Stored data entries

+ + + + + + +

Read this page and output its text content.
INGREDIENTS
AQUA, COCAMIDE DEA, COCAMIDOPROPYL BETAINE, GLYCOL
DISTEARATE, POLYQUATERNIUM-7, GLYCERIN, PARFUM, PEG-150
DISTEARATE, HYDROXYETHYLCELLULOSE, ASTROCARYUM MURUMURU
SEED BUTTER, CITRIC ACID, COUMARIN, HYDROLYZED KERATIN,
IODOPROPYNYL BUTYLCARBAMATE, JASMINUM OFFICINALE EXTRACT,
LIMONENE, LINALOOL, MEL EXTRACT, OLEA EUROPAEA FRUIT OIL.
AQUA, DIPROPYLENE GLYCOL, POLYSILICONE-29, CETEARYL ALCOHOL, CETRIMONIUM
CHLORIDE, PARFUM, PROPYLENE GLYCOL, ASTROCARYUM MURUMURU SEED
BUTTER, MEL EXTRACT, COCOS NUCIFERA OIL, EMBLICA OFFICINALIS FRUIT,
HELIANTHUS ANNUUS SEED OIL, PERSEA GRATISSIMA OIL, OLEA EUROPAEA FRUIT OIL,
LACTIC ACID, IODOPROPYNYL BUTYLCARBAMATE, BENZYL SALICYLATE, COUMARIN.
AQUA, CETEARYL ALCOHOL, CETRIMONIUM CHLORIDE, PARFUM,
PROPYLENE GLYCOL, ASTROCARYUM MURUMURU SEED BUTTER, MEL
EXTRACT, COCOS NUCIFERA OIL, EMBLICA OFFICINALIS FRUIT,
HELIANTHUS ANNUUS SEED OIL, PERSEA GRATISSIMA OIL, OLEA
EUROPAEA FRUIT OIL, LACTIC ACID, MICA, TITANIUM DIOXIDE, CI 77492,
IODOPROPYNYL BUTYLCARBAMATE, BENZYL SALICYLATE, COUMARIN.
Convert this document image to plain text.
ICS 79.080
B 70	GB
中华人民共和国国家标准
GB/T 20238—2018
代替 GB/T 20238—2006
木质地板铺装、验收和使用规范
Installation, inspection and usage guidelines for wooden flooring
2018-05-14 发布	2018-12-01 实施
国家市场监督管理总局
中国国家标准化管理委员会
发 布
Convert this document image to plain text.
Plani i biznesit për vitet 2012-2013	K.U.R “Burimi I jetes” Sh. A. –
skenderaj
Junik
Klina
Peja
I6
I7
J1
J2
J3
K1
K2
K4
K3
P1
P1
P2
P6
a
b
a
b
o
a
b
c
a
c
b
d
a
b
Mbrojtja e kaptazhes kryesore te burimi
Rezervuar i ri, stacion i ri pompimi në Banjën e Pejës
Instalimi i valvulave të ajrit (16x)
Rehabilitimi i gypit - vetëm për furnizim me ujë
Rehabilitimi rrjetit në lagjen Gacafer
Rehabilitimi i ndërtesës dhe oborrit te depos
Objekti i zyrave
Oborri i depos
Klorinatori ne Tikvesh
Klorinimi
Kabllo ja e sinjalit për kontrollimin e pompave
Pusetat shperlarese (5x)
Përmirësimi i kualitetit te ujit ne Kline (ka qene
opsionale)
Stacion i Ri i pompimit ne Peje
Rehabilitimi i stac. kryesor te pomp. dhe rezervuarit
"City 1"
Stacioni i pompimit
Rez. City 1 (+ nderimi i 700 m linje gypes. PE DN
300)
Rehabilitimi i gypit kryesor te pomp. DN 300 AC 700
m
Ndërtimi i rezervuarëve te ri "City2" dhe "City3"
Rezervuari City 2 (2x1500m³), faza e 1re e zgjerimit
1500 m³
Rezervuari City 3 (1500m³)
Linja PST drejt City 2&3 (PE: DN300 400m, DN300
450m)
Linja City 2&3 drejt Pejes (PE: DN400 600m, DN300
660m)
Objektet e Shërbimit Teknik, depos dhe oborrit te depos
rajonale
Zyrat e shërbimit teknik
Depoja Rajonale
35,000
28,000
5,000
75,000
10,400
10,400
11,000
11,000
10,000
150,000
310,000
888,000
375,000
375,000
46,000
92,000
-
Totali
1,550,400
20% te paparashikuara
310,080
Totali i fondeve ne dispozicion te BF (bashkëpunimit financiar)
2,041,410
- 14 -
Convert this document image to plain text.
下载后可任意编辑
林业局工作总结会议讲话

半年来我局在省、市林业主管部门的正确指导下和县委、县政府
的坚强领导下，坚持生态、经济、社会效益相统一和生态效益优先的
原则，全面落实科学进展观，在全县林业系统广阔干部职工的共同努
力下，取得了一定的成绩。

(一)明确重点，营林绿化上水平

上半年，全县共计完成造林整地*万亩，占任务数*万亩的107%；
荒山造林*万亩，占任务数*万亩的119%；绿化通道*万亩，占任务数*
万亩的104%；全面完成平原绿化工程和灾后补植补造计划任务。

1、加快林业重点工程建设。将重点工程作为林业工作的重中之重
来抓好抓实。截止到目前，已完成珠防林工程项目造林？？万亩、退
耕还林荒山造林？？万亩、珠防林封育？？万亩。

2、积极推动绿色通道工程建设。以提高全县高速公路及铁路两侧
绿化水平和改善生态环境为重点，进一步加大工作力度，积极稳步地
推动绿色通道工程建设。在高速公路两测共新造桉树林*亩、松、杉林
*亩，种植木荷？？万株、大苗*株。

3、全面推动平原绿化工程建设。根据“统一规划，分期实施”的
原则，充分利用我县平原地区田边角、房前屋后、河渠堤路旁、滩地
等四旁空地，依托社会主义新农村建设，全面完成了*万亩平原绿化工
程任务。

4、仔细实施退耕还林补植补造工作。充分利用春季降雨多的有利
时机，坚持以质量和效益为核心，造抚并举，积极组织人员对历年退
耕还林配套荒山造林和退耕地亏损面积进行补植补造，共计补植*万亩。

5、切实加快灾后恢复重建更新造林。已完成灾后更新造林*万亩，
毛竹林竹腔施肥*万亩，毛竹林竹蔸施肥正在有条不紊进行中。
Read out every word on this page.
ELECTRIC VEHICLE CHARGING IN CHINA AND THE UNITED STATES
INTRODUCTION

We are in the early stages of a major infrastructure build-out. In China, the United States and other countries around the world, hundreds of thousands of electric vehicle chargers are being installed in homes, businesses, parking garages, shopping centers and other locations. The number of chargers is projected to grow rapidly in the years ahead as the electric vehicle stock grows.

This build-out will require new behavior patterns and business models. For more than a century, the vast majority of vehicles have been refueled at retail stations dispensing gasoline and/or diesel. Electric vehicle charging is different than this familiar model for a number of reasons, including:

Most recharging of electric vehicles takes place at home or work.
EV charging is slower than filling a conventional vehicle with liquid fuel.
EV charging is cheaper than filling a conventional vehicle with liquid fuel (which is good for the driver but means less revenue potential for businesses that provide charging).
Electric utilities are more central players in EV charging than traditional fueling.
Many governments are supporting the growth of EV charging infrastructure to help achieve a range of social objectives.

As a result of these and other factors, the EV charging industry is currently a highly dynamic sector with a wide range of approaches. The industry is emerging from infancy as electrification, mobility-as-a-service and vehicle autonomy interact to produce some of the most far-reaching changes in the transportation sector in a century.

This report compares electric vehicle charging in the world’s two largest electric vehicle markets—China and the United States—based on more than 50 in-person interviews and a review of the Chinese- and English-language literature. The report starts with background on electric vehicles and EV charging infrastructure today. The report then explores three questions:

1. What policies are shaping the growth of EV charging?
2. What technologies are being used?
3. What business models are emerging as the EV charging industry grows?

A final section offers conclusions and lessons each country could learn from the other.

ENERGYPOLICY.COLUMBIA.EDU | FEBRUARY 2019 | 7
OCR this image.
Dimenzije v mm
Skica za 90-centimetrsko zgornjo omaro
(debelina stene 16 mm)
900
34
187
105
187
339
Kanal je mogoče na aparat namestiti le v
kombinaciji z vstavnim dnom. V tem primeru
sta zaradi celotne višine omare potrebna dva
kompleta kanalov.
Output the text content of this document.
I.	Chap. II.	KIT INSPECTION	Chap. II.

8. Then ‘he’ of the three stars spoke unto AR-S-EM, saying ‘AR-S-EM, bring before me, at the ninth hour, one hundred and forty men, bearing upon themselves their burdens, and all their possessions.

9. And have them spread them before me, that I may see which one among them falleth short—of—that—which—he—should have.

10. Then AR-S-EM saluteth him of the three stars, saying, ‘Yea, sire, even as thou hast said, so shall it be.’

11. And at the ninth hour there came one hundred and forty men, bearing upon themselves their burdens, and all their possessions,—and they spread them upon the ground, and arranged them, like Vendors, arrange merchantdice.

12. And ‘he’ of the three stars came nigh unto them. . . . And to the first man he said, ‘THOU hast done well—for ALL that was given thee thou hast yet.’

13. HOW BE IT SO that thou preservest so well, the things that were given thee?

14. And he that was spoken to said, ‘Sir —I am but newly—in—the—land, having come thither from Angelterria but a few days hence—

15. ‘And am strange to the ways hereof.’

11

+ + + + + + +

PROMPT:
Which lines hold the word "growth"? Copy all of them.

ANSWER:
Many governments are supporting the growth of EV charging infrastructure to help achieve a range of social objectives.
1. What policies are shaping the growth of EV charging?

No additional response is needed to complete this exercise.